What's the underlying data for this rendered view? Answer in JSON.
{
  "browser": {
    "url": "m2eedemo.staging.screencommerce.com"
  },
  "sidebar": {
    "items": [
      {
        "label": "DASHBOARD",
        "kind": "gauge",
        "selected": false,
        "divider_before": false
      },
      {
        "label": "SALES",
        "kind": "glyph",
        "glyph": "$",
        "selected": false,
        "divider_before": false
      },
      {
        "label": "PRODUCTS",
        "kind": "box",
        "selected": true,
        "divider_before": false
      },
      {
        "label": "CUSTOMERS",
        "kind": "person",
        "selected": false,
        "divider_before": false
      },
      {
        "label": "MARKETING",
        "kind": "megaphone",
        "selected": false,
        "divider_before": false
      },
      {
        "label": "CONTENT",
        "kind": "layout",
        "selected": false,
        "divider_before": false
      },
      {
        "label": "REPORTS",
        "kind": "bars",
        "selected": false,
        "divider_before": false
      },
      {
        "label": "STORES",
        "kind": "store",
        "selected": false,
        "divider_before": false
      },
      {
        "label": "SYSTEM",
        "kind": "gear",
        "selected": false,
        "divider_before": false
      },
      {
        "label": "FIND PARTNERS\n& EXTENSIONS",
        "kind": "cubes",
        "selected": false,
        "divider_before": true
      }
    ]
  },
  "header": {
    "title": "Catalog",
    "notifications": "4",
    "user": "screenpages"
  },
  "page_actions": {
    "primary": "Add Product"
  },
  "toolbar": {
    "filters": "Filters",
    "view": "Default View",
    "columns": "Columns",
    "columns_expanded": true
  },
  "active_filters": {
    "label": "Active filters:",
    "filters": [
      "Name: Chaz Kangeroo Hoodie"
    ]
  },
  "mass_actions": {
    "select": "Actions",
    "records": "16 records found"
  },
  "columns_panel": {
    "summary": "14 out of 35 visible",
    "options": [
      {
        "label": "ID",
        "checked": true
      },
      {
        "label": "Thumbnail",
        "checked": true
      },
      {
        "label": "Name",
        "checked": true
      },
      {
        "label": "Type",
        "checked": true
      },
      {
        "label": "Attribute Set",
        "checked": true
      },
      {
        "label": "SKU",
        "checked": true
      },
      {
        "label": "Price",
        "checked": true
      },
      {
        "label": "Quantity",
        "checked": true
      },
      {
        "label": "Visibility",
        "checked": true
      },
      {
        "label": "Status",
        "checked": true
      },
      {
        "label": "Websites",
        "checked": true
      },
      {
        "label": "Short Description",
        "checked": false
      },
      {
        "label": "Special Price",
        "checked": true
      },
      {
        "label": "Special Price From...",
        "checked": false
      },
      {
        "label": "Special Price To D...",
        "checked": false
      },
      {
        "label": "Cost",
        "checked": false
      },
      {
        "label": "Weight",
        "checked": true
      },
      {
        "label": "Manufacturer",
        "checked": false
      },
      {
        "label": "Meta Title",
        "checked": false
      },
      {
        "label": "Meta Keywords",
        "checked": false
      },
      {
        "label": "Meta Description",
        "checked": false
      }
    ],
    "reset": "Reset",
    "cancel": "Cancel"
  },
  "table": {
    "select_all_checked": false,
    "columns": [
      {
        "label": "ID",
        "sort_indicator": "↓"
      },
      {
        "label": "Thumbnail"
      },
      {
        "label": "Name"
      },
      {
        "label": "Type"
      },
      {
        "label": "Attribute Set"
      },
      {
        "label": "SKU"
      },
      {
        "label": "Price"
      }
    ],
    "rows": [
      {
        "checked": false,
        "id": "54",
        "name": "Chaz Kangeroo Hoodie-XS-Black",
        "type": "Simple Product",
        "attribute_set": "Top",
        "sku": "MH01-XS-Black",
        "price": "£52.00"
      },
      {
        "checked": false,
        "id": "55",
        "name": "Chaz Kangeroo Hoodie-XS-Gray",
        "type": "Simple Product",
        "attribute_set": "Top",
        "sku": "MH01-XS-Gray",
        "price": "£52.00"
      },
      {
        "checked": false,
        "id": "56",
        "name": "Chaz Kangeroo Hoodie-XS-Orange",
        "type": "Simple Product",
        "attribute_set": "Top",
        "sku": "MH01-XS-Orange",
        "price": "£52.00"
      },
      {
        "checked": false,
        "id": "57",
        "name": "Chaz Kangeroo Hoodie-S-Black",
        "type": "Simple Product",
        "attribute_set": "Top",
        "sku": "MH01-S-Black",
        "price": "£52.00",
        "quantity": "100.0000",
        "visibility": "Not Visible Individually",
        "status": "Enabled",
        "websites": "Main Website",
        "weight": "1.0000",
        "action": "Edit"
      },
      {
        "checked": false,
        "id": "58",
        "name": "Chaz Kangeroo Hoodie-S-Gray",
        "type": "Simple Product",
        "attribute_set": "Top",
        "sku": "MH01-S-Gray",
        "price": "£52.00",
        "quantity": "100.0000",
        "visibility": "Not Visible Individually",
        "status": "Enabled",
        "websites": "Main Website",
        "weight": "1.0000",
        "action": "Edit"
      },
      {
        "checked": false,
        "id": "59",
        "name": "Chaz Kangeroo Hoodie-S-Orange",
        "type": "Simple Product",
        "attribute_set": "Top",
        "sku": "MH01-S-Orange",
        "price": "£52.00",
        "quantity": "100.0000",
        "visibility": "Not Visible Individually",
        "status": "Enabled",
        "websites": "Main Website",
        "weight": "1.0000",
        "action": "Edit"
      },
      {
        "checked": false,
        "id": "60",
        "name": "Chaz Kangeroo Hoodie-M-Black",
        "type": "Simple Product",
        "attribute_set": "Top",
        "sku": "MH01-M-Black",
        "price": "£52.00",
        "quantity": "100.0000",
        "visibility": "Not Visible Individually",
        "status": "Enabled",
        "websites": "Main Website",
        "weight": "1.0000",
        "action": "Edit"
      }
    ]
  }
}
++++++++
▶ REQUIRED WORK: Exact output of every entry is required.

▶ TASK OUTPUT:
What's the underlying data for this rendered view? Answer in JSON.
{
  "browser": {
    "url": "m2eedemo.staging.screencommerce.com"
  },
  "sidebar": {
    "items": [
      {
        "label": "DASHBOARD",
        "kind": "gauge",
        "selected": false,
        "divider_before": false
      },
      {
        "label": "SALES",
        "kind": "glyph",
        "glyph": "$",
        "selected": false,
        "divider_before": false
      },
      {
        "label": "PRODUCTS",
        "kind": "box",
        "selected": true,
        "divider_before": false
      },
      {
        "label": "CUSTOMERS",
        "kind": "person",
        "selected": false,
        "divider_before": false
      },
      {
        "label": "MARKETING",
        "kind": "megaphone",
        "selected": false,
        "divider_before": false
      },
      {
        "label": "CONTENT",
        "kind": "layout",
        "selected": false,
        "divider_before": false
      },
      {
        "label": "REPORTS",
        "kind": "bars",
        "selected": false,
        "divider_before": false
      },
      {
        "label": "STORES",
        "kind": "store",
        "selected": false,
        "divider_before": false
      },
      {
        "label": "SYSTEM",
        "kind": "gear",
        "selected": false,
        "divider_before": false
      },
      {
        "label": "FIND PARTNERS\n& EXTENSIONS",
        "kind": "cubes",
        "selected": false,
        "divider_before": true
      }
    ]
  },
  "header": {
    "title": "Catalog",
    "notifications": "4",
    "user": "screenpages"
  },
  "page_actions": {
    "primary": "Add Product"
  },
  "toolbar": {
    "filters": "Filters",
    "view": "Default View",
    "columns": "Columns",
    "columns_expanded": true
  },
  "active_filters": {
    "label": "Active filters:",
    "filters": [
      "Name: Chaz Kangeroo Hoodie"
    ]
  },
  "mass_actions": {
    "select": "Actions",
    "records": "16 records found"
  },
  "columns_panel": {
    "summary": "14 out of 35 visible",
    "options": [
      {
        "label": "ID",
        "checked": true
      },
      {
        "label": "Thumbnail",
        "checked": true
      },
      {
        "label": "Name",
        "checked": true
      },
      {
        "label": "Type",
        "checked": true
      },
      {
        "label": "Attribute Set",
        "checked": true
      },
      {
        "label": "SKU",
        "checked": true
      },
      {
        "label": "Price",
        "checked": true
      },
      {
        "label": "Quantity",
        "checked": true
      },
      {
        "label": "Visibility",
        "checked": true
      },
      {
        "label": "Status",
        "checked": true
      },
      {
        "label": "Websites",
        "checked": true
      },
      {
        "label": "Short Description",
        "checked": false
      },
      {
        "label": "Special Price",
        "checked": true
      },
      {
        "label": "Special Price From...",
        "checked": false
      },
      {
        "label": "Special Price To D...",
        "checked": false
      },
      {
        "label": "Cost",
        "checked": false
      },
      {
        "label": "Weight",
        "checked": true
      },
      {
        "label": "Manufacturer",
        "checked": false
      },
      {
        "label": "Meta Title",
        "checked": false
      },
      {
        "label": "Meta Keywords",
        "checked": false
      },
      {
        "label": "Meta Description",
        "checked": false
      }
    ],
    "reset": "Reset",
    "cancel": "Cancel"
  },
  "table": {
    "select_all_checked": false,
    "columns": [
      {
        "label": "ID",
        "sort_indicator": "↓"
      },
      {
        "label": "Thumbnail"
      },
      {
        "label": "Name"
      },
      {
        "label": "Type"
      },
      {
        "label": "Attribute Set"
      },
      {
        "label": "SKU"
      },
      {
        "label": "Price"
      }
    ],
    "rows": [
      {
        "checked": false,
        "id": "54",
        "name": "Chaz Kangeroo Hoodie-XS-Black",
        "type": "Simple Product",
        "attribute_set": "Top",
        "sku": "MH01-XS-Black",
        "price": "£52.00"
      },
      {
        "checked": false,
        "id": "55",
        "name": "Chaz Kangeroo Hoodie-XS-Gray",
        "type": "Simple Product",
        "attribute_set": "Top",
        "sku": "MH01-XS-Gray",
        "price": "£52.00"
      },
      {
        "checked": false,
        "id": "56",
        "name": "Chaz Kangeroo Hoodie-XS-Orange",
        "type": "Simple Product",
        "attribute_set": "Top",
        "sku": "MH01-XS-Orange",
        "price": "£52.00"
      },
      {
        "checked": false,
        "id": "57",
        "name": "Chaz Kangeroo Hoodie-S-Black",
        "type": "Simple Product",
        "attribute_set": "Top",
        "sku": "MH01-S-Black",
        "price": "£52.00",
        "quantity": "100.0000",
        "visibility": "Not Visible Individually",
        "status": "Enabled",
        "websites": "Main Website",
        "weight": "1.0000",
        "action": "Edit"
      },
      {
        "checked": false,
        "id": "58",
        "name": "Chaz Kangeroo Hoodie-S-Gray",
        "type": "Simple Product",
        "attribute_set": "Top",
        "sku": "MH01-S-Gray",
        "price": "£52.00",
        "quantity": "100.0000",
        "visibility": "Not Visible Individually",
        "status": "Enabled",
        "websites": "Main Website",
        "weight": "1.0000",
        "action": "Edit"
      },
      {
        "checked": false,
        "id": "59",
        "name": "Chaz Kangeroo Hoodie-S-Orange",
        "type": "Simple Product",
        "attribute_set": "Top",
        "sku": "MH01-S-Orange",
        "price": "£52.00",
        "quantity": "100.0000",
        "visibility": "Not Visible Individually",
        "status": "Enabled",
        "websites": "Main Website",
        "weight": "1.0000",
        "action": "Edit"
      },
      {
        "checked": false,
        "id": "60",
        "name": "Chaz Kangeroo Hoodie-M-Black",
        "type": "Simple Product",
        "attribute_set": "Top",
        "sku": "MH01-M-Black",
        "price": "£52.00",
        "quantity": "100.0000",
        "visibility": "Not Visible Individually",
        "status": "Enabled",
        "websites": "Main Website",
        "weight": "1.0000",
        "action": "Edit"
      }
    ]
  }
}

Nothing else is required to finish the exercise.